:: WHAT YOU ARE ASKED TO DO ::
Copy out the lines that include the word "SEGUNDO".

# TASK INPUTS start

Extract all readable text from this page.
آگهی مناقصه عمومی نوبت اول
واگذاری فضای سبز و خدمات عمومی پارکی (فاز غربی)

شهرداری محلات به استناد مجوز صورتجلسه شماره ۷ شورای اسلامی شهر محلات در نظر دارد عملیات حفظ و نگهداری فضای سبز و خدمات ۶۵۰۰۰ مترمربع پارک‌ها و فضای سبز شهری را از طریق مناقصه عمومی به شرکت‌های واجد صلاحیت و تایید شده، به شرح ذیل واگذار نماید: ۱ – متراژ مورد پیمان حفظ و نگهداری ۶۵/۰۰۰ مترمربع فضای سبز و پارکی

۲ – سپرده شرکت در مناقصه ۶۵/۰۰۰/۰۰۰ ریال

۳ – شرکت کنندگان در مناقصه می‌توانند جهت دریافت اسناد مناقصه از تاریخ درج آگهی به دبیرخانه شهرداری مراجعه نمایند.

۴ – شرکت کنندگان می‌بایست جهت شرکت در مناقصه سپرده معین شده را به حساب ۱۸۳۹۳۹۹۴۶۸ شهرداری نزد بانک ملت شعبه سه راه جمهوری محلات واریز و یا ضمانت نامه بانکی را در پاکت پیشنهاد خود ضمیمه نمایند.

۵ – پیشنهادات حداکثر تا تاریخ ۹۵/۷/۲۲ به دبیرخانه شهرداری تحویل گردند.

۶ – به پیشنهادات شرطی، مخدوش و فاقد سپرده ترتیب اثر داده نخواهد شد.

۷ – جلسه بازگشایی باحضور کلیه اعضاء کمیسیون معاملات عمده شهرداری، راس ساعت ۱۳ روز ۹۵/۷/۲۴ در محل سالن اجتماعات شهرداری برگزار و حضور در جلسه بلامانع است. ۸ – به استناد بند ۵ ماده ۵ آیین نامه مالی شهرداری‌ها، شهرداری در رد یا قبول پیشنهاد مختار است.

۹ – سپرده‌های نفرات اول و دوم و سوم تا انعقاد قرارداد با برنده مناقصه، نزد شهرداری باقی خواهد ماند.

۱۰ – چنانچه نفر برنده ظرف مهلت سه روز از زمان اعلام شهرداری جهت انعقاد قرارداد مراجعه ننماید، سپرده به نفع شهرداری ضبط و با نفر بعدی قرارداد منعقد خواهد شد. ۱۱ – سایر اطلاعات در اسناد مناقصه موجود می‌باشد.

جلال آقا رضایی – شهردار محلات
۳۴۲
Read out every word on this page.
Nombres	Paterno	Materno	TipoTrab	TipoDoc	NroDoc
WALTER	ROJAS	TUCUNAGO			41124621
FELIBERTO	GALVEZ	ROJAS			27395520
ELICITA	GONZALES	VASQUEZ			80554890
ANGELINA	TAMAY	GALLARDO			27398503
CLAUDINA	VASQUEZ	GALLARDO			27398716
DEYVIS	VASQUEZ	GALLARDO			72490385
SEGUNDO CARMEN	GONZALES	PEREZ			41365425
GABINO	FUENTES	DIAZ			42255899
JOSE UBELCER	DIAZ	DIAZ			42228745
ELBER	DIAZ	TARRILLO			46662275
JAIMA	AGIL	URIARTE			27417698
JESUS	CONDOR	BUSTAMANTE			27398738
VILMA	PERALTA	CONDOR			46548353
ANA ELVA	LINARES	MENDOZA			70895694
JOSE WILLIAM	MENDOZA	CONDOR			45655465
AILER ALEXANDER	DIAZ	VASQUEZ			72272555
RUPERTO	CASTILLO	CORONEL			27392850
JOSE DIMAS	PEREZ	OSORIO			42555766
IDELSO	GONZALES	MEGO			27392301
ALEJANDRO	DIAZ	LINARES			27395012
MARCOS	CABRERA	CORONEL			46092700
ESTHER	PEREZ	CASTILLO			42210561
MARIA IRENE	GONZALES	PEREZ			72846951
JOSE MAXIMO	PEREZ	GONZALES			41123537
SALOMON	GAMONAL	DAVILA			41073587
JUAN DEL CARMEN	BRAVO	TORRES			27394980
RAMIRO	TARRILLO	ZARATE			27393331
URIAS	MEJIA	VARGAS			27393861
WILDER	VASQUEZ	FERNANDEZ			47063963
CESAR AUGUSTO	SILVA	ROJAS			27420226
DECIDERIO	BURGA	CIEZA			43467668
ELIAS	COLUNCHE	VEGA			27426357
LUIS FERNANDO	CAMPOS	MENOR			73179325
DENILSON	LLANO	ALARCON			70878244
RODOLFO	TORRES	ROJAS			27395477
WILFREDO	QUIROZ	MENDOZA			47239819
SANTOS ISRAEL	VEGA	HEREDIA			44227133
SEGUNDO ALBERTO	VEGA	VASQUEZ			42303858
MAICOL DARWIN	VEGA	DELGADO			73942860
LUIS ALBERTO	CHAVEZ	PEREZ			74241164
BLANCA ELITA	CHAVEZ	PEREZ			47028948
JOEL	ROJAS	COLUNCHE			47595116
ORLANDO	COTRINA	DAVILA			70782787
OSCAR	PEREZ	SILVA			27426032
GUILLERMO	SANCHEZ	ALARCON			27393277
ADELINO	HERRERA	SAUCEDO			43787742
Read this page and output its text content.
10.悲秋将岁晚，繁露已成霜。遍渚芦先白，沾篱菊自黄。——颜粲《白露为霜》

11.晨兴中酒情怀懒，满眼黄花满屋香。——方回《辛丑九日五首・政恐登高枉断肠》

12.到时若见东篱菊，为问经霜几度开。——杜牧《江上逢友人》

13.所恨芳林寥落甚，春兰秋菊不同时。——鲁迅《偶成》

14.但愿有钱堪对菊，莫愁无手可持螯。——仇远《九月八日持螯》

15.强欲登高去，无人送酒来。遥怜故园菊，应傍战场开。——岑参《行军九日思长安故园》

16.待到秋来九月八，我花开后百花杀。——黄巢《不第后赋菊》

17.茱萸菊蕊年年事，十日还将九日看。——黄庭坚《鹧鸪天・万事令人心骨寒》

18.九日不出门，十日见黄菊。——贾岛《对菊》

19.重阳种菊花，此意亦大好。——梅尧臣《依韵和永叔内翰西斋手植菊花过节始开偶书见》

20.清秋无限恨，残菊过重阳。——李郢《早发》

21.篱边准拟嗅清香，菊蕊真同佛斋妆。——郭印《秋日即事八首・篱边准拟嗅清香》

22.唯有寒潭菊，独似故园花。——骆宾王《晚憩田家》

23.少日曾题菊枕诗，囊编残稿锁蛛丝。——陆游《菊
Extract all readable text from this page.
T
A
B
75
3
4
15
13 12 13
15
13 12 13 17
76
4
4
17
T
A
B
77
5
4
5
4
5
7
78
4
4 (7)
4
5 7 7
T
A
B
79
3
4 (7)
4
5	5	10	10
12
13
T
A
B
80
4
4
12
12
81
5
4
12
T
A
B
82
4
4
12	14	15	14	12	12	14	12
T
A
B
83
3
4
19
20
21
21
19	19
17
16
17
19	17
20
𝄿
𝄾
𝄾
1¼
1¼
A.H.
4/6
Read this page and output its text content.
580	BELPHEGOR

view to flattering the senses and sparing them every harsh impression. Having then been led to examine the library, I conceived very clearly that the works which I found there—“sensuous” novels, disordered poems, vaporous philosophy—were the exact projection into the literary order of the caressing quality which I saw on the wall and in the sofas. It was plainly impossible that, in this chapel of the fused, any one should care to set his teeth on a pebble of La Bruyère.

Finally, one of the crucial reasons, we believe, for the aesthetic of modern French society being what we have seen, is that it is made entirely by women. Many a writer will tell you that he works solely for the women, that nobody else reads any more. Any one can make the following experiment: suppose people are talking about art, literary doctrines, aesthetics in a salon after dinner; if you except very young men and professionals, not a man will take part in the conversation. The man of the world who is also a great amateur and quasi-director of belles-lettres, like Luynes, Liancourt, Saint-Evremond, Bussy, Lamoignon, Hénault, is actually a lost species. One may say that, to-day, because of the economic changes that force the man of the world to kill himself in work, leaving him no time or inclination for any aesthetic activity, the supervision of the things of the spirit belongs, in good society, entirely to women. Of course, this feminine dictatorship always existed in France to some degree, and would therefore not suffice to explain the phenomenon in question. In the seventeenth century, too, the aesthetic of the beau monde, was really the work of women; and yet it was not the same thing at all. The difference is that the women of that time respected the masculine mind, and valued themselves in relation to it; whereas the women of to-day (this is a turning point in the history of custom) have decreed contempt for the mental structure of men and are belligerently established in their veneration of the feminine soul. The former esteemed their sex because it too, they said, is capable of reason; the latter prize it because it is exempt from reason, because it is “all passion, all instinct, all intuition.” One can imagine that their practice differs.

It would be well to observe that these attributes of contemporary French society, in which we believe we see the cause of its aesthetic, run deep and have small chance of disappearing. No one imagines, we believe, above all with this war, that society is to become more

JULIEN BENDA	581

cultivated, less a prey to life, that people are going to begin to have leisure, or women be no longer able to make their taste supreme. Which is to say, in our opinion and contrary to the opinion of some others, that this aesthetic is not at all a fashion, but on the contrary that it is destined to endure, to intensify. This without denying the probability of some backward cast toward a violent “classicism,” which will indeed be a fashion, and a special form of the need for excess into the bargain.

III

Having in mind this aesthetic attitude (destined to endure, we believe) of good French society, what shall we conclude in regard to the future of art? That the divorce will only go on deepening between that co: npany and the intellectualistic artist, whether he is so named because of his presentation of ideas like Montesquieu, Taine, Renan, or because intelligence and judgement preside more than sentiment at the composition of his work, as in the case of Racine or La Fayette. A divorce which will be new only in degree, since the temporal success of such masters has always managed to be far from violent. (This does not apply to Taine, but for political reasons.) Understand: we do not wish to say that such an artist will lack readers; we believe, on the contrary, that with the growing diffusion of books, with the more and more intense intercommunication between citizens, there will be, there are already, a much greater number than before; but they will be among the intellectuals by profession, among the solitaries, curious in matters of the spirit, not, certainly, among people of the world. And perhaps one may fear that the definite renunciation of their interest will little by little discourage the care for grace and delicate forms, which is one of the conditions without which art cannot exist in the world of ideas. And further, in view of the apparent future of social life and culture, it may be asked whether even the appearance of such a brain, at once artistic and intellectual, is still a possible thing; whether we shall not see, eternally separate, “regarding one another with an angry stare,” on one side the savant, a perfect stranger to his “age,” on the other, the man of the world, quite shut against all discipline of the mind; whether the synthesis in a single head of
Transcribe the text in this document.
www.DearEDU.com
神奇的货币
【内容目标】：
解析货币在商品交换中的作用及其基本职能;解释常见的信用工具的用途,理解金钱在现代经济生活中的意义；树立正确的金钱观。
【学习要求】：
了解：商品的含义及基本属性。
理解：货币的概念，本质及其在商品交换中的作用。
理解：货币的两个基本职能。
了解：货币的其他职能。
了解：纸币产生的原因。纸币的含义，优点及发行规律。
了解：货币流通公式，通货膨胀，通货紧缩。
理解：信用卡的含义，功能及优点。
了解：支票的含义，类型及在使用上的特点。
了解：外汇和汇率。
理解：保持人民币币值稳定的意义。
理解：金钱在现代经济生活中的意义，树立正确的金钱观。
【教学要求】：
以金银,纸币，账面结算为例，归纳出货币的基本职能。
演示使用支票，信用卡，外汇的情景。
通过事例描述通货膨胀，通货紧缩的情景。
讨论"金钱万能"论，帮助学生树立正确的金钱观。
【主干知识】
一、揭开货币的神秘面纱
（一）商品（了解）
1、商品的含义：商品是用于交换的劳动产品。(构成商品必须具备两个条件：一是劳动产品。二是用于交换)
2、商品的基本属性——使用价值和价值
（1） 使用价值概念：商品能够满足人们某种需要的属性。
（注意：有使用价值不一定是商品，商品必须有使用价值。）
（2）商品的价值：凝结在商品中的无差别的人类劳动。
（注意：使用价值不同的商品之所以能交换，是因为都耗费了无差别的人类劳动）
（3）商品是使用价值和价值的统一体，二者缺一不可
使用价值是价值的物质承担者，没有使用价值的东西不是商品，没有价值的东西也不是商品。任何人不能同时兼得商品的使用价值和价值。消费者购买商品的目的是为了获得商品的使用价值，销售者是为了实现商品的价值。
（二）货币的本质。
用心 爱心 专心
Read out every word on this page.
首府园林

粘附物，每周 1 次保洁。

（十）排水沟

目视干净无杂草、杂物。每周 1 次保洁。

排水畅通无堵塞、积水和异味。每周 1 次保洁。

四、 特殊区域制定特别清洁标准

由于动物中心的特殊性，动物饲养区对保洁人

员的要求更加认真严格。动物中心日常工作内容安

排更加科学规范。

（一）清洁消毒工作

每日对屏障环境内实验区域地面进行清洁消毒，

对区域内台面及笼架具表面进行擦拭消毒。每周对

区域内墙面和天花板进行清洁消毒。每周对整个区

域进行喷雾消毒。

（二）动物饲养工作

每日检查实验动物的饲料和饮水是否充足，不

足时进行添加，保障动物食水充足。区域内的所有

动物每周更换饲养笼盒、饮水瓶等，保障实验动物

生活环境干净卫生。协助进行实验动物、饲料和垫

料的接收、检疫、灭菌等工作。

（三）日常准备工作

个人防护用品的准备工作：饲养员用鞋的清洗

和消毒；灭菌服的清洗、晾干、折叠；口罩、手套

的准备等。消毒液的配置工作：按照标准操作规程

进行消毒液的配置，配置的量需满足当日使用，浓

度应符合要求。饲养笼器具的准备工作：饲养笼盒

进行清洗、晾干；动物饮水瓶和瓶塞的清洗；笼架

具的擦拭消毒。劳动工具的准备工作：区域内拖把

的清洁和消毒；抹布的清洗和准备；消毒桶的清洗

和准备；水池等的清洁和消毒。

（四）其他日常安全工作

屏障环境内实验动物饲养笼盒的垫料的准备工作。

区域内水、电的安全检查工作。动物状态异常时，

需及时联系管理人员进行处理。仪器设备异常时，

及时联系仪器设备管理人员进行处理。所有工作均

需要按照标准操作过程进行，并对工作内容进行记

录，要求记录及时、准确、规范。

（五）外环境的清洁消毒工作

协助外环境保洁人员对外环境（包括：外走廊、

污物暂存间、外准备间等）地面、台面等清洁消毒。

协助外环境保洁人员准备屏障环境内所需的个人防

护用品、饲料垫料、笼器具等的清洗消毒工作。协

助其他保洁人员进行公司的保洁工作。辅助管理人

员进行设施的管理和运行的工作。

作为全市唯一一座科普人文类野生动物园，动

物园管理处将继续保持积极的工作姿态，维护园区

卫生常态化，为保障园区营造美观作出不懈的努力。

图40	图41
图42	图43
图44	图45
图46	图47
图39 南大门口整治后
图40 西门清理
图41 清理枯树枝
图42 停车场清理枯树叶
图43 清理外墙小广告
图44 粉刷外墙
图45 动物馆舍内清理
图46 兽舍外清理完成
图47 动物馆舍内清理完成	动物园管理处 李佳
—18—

# TASK INPUTS end

:: EXERCISE ANSWER ::
SEGUNDO CARMEN	GONZALES	PEREZ			41365425
SEGUNDO ALBERTO	VEGA	VASQUEZ			42303858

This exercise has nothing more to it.